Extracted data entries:
--- begin ---
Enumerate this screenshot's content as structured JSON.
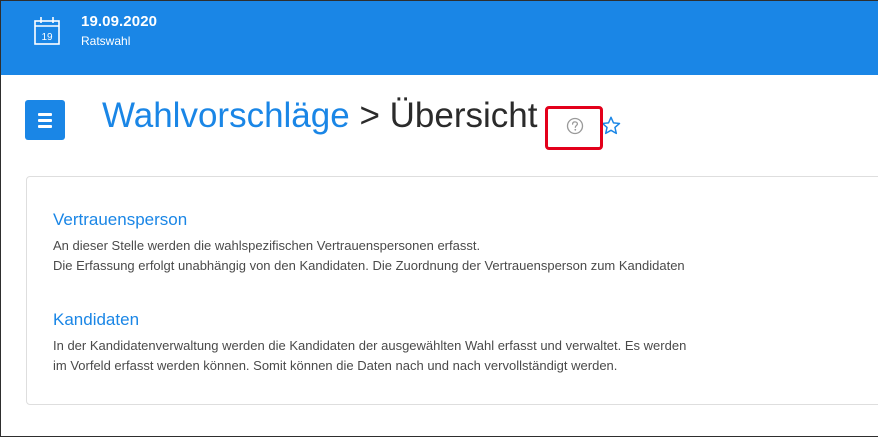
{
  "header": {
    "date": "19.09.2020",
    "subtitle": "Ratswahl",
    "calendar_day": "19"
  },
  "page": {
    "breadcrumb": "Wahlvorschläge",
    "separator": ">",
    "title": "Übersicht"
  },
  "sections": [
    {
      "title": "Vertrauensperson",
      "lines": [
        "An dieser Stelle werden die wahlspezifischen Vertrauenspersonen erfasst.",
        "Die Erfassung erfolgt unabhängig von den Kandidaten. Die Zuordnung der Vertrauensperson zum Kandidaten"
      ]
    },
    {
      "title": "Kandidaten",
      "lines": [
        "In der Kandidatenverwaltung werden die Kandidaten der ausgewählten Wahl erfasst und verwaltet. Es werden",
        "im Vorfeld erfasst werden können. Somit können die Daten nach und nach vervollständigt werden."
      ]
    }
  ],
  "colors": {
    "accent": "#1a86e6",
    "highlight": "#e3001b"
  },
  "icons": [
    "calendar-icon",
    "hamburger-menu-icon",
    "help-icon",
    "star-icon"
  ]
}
--- end ---
DESCRIPTION OF THE TASK >> Make an exact reproduction of the listing above, without any pictures.

SOLUTION TO THE PROBLEM >>
Enumerate this screenshot's content as structured JSON.
{
  "header": {
    "date": "19.09.2020",
    "subtitle": "Ratswahl",
    "calendar_day": "19"
  },
  "page": {
    "breadcrumb": "Wahlvorschläge",
    "separator": ">",
    "title": "Übersicht"
  },
  "sections": [
    {
      "title": "Vertrauensperson",
      "lines": [
        "An dieser Stelle werden die wahlspezifischen Vertrauenspersonen erfasst.",
        "Die Erfassung erfolgt unabhängig von den Kandidaten. Die Zuordnung der Vertrauensperson zum Kandidaten"
      ]
    },
    {
      "title": "Kandidaten",
      "lines": [
        "In der Kandidatenverwaltung werden die Kandidaten der ausgewählten Wahl erfasst und verwaltet. Es werden",
        "im Vorfeld erfasst werden können. Somit können die Daten nach und nach vervollständigt werden."
      ]
    }
  ],
  "colors": {
    "accent": "#1a86e6",
    "highlight": "#e3001b"
  },
  "icons": [
    "calendar-icon",
    "hamburger-menu-icon",
    "help-icon",
    "star-icon"
  ]
}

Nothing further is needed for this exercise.